■ TASK STATEMENT:
Can you rewrite these rows, replacing every "evening" with "night" and leaving everything else unchanged?

■ RECORDS FOR THIS TASK:
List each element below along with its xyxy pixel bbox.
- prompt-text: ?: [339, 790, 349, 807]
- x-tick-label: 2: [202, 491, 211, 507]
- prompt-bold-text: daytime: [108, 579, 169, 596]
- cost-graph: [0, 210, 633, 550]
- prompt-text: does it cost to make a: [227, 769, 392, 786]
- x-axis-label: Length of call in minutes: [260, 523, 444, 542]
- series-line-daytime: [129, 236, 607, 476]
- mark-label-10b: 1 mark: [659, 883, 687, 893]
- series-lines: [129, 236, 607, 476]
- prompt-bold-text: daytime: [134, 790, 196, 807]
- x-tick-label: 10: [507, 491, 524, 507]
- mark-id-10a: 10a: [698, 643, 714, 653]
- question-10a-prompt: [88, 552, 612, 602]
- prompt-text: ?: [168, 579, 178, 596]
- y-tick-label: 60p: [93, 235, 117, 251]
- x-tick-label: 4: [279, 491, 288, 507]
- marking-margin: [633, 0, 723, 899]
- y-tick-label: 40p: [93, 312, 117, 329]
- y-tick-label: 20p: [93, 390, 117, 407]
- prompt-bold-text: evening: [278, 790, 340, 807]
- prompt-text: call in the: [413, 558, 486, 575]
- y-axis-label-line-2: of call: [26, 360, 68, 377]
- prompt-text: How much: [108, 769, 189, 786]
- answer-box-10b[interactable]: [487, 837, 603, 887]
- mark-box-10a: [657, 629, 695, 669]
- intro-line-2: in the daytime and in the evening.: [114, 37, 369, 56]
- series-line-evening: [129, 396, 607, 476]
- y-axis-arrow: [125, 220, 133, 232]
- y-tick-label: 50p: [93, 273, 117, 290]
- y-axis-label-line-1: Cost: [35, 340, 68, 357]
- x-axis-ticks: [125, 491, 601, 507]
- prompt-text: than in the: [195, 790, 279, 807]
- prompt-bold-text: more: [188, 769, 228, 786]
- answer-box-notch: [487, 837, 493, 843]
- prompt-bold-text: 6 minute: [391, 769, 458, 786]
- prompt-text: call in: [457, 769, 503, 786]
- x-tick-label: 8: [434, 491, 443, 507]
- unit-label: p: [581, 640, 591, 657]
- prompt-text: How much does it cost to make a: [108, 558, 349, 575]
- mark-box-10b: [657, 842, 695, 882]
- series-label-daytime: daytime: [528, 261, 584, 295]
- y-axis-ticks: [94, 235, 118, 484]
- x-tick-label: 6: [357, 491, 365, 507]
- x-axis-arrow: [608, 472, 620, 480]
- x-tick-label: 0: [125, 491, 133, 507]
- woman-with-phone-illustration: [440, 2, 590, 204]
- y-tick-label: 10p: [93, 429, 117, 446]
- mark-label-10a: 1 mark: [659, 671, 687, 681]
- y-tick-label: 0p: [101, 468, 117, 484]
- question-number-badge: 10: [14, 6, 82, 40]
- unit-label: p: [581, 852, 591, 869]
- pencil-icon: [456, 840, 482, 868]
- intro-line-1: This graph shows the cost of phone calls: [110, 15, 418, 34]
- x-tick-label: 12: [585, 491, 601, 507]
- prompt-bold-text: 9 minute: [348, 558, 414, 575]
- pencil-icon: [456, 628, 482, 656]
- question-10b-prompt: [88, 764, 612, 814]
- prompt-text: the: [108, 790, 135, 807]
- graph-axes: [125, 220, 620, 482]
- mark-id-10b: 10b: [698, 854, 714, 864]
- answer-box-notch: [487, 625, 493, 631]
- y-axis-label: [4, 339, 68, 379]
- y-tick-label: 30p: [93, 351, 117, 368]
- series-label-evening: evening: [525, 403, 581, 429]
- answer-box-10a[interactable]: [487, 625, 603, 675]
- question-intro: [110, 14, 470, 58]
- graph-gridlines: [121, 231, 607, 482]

■ WORKED SOLUTION:
List each element below along with its xyxy pixel bbox.
- prompt-text: ?: [339, 790, 349, 807]
- x-tick-label: 2: [202, 491, 211, 507]
- prompt-bold-text: daytime: [108, 579, 169, 596]
- cost-graph: [0, 210, 633, 550]
- prompt-text: does it cost to make a: [227, 769, 392, 786]
- x-axis-label: Length of call in minutes: [260, 523, 444, 542]
- series-line-daytime: [129, 236, 607, 476]
- mark-label-10b: 1 mark: [659, 883, 687, 893]
- series-lines: [129, 236, 607, 476]
- prompt-bold-text: daytime: [134, 790, 196, 807]
- x-tick-label: 10: [507, 491, 524, 507]
- mark-id-10a: 10a: [698, 643, 714, 653]
- question-10a-prompt: [88, 552, 612, 602]
- prompt-text: ?: [168, 579, 178, 596]
- y-tick-label: 60p: [93, 235, 117, 251]
- x-tick-label: 4: [279, 491, 288, 507]
- marking-margin: [633, 0, 723, 899]
- y-tick-label: 40p: [93, 312, 117, 329]
- y-tick-label: 20p: [93, 390, 117, 407]
- prompt-bold-text: night: [278, 790, 340, 807]
- prompt-text: call in the: [413, 558, 486, 575]
- y-axis-label-line-2: of call: [26, 360, 68, 377]
- prompt-text: How much: [108, 769, 189, 786]
- answer-box-10b[interactable]: [487, 837, 603, 887]
- mark-box-10a: [657, 629, 695, 669]
- intro-line-2: in the daytime and in the night.: [114, 37, 369, 56]
- series-line-night: [129, 396, 607, 476]
- y-axis-arrow: [125, 220, 133, 232]
- y-tick-label: 50p: [93, 273, 117, 290]
- y-axis-label-line-1: Cost: [35, 340, 68, 357]
- x-axis-ticks: [125, 491, 601, 507]
- prompt-text: than in the: [195, 790, 279, 807]
- prompt-bold-text: more: [188, 769, 228, 786]
- answer-box-notch: [487, 837, 493, 843]
- prompt-bold-text: 6 minute: [391, 769, 458, 786]
- prompt-text: call in: [457, 769, 503, 786]
- x-tick-label: 8: [434, 491, 443, 507]
- unit-label: p: [581, 640, 591, 657]
- prompt-text: How much does it cost to make a: [108, 558, 349, 575]
- mark-box-10b: [657, 842, 695, 882]
- series-label-daytime: daytime: [528, 261, 584, 295]
- y-axis-ticks: [94, 235, 118, 484]
- x-tick-label: 6: [357, 491, 365, 507]
- x-axis-arrow: [608, 472, 620, 480]
- x-tick-label: 0: [125, 491, 133, 507]
- woman-with-phone-illustration: [440, 2, 590, 204]
- y-tick-label: 10p: [93, 429, 117, 446]
- mark-label-10a: 1 mark: [659, 671, 687, 681]
- y-tick-label: 0p: [101, 468, 117, 484]
- question-number-badge: 10: [14, 6, 82, 40]
- unit-label: p: [581, 852, 591, 869]
- pencil-icon: [456, 840, 482, 868]
- intro-line-1: This graph shows the cost of phone calls: [110, 15, 418, 34]
- x-tick-label: 12: [585, 491, 601, 507]
- prompt-bold-text: 9 minute: [348, 558, 414, 575]
- pencil-icon: [456, 628, 482, 656]
- question-10b-prompt: [88, 764, 612, 814]
- prompt-text: the: [108, 790, 135, 807]
- graph-axes: [125, 220, 620, 482]
- mark-id-10b: 10b: [698, 854, 714, 864]
- answer-box-notch: [487, 625, 493, 631]
- y-axis-label: [4, 339, 68, 379]
- y-tick-label: 30p: [93, 351, 117, 368]
- series-label-night: night: [525, 403, 581, 429]
- answer-box-10a[interactable]: [487, 625, 603, 675]
- question-intro: [110, 14, 470, 58]
- graph-gridlines: [121, 231, 607, 482]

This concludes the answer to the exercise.